(Data entries)
_ _ _ _

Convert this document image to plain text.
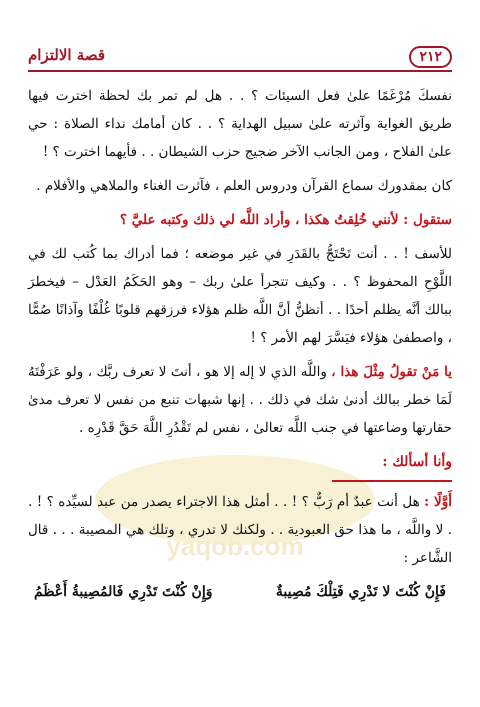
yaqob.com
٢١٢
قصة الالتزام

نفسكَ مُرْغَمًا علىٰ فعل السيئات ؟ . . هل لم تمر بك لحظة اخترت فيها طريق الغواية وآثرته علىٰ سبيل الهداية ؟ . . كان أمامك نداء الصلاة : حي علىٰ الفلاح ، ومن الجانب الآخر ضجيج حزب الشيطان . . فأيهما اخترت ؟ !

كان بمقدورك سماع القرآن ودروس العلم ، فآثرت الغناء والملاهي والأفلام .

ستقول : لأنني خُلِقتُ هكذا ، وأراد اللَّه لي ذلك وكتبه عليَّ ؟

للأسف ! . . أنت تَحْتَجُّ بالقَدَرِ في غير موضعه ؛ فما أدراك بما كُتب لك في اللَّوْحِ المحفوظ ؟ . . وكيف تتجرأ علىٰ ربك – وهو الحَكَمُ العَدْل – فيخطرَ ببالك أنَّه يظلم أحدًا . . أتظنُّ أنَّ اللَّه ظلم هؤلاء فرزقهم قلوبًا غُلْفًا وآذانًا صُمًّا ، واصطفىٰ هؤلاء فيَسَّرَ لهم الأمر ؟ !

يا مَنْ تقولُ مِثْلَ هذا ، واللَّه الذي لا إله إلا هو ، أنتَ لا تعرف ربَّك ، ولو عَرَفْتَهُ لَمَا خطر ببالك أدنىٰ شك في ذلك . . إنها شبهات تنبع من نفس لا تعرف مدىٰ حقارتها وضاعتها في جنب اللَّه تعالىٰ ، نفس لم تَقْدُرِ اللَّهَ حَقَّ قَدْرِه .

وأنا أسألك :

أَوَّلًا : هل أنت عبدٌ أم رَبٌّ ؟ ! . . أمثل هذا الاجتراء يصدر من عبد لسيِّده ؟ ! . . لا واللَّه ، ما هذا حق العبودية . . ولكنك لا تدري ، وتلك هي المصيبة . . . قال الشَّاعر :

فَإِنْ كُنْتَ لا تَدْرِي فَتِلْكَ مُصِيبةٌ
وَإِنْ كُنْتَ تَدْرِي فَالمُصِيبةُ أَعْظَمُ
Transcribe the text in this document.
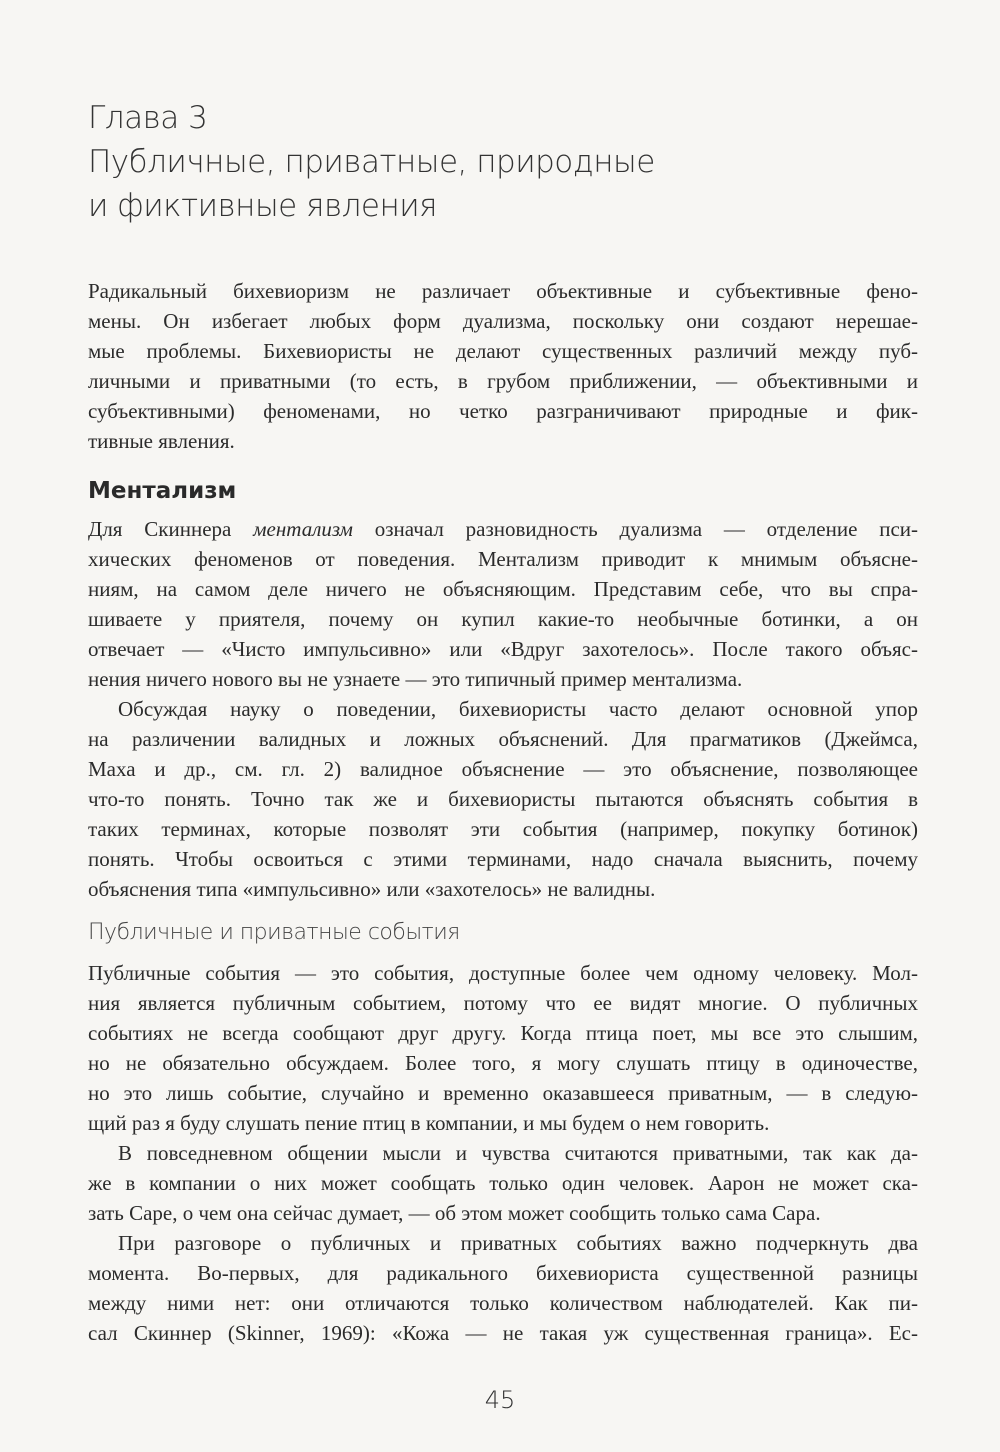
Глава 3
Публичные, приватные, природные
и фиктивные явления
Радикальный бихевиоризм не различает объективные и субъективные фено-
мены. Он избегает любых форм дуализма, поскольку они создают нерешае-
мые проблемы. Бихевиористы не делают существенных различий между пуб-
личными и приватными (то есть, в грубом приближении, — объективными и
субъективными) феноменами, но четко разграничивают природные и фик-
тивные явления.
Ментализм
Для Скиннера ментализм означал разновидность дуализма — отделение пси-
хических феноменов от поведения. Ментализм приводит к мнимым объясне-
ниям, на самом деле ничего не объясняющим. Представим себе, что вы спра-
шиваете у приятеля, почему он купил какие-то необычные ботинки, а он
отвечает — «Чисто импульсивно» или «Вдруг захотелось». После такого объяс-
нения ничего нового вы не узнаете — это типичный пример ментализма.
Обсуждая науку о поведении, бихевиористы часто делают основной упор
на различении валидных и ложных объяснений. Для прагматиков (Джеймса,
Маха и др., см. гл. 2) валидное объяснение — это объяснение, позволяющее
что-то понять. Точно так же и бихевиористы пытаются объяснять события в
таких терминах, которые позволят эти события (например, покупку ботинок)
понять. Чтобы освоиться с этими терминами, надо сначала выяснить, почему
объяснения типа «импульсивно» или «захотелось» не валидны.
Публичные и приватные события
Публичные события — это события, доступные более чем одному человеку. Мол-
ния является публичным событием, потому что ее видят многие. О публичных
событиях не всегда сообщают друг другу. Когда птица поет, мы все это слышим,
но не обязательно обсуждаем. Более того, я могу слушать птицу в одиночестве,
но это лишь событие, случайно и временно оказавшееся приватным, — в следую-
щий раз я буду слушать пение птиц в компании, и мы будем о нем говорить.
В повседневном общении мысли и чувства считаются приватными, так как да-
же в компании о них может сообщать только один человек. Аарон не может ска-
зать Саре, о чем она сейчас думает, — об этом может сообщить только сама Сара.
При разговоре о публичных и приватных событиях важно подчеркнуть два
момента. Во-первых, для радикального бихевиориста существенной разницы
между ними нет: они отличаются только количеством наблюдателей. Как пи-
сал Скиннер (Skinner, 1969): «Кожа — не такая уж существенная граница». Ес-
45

_ _ _ _

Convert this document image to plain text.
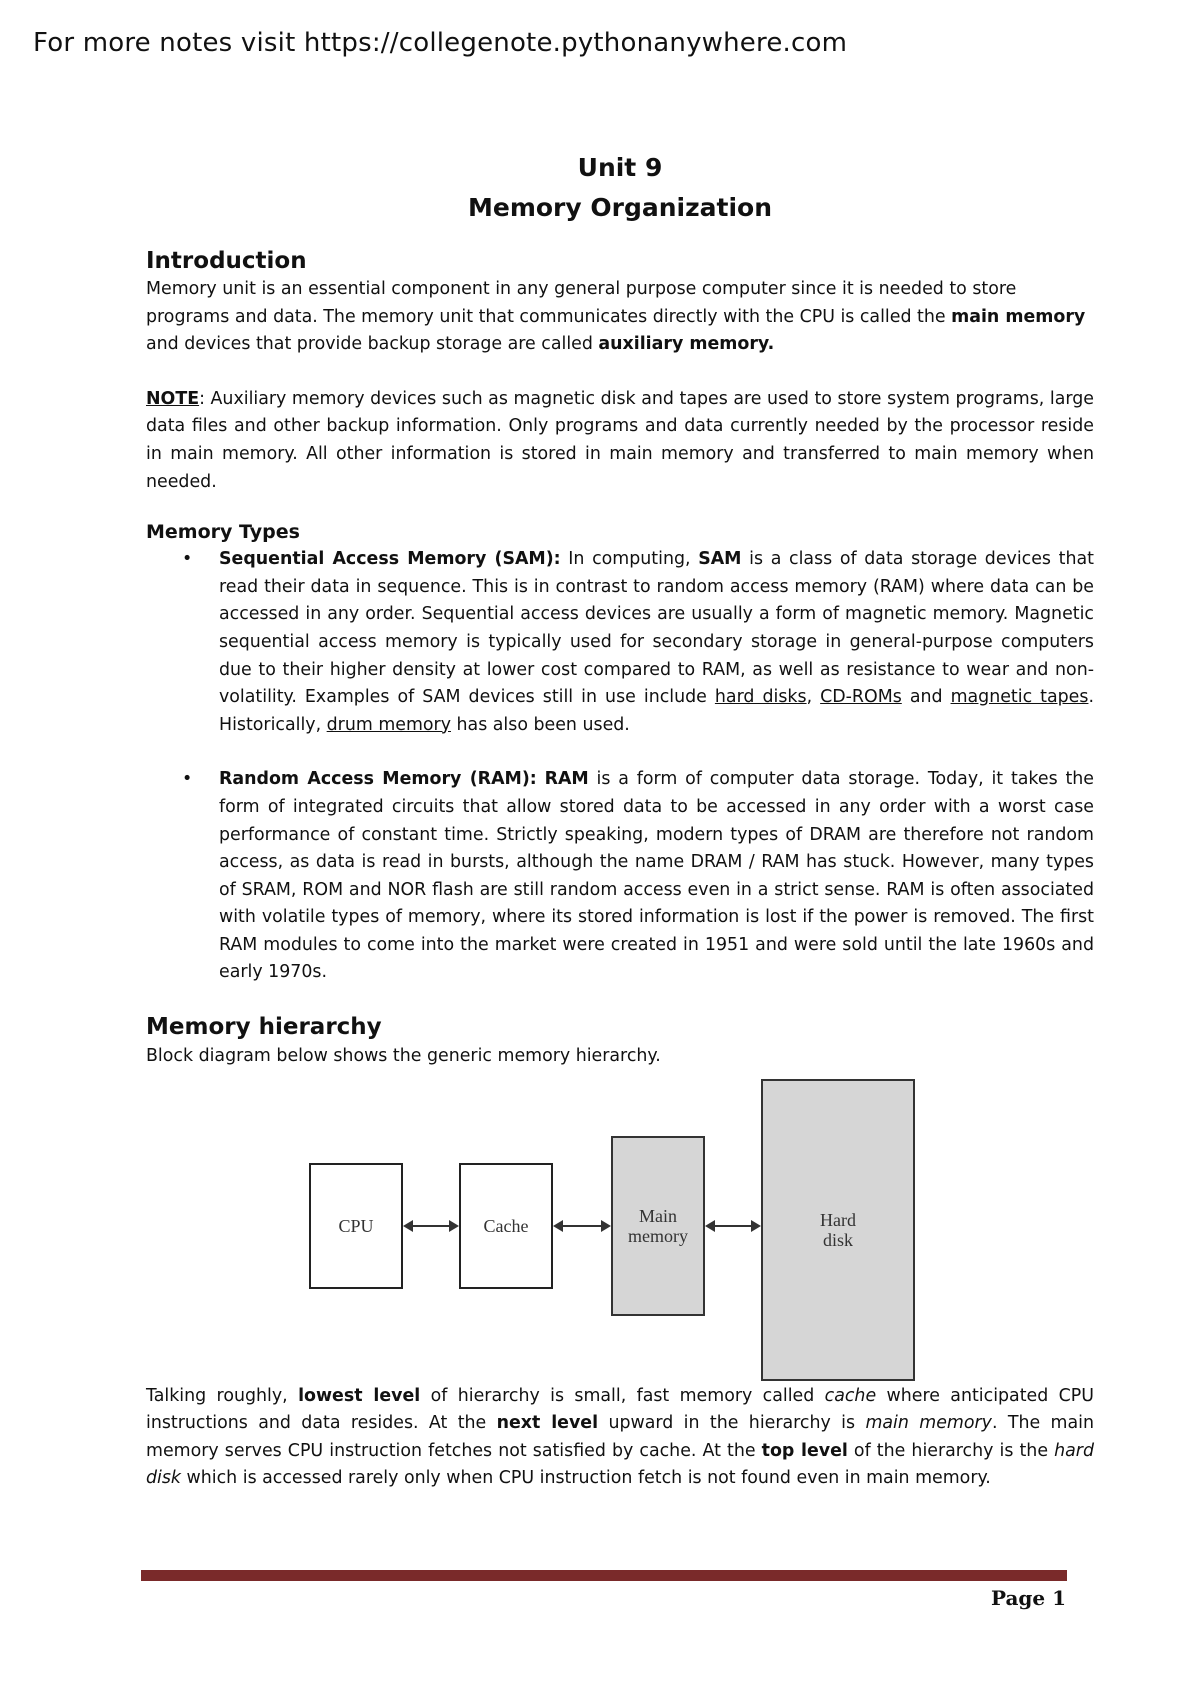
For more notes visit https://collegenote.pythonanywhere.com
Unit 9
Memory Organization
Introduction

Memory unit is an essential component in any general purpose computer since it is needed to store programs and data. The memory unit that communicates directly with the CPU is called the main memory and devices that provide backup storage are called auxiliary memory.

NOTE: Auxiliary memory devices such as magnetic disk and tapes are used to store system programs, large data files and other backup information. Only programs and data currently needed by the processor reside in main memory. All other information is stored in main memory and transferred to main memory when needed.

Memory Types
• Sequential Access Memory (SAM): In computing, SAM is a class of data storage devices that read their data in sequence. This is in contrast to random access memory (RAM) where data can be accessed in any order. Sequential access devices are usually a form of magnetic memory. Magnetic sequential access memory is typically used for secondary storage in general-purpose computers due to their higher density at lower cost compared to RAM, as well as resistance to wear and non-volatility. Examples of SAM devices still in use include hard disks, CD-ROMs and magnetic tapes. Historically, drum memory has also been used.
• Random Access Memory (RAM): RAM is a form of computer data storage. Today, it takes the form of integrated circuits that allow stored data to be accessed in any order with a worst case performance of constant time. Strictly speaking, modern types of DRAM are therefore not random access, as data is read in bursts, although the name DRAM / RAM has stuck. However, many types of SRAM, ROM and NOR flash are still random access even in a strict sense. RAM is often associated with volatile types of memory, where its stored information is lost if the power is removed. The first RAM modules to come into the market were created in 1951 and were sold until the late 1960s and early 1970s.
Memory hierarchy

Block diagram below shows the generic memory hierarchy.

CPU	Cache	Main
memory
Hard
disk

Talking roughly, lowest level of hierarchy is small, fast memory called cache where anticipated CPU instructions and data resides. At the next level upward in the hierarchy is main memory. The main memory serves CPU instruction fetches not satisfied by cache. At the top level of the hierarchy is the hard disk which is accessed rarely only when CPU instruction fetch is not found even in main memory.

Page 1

_ _ _ _

> **YOUR INSTRUCTIONS**
Return each line with "событиях".

> **RESULT**
событиях не всегда сообщают друг другу. Когда птица поет, мы все это слышим,
При разговоре о публичных и приватных событиях важно подчеркнуть два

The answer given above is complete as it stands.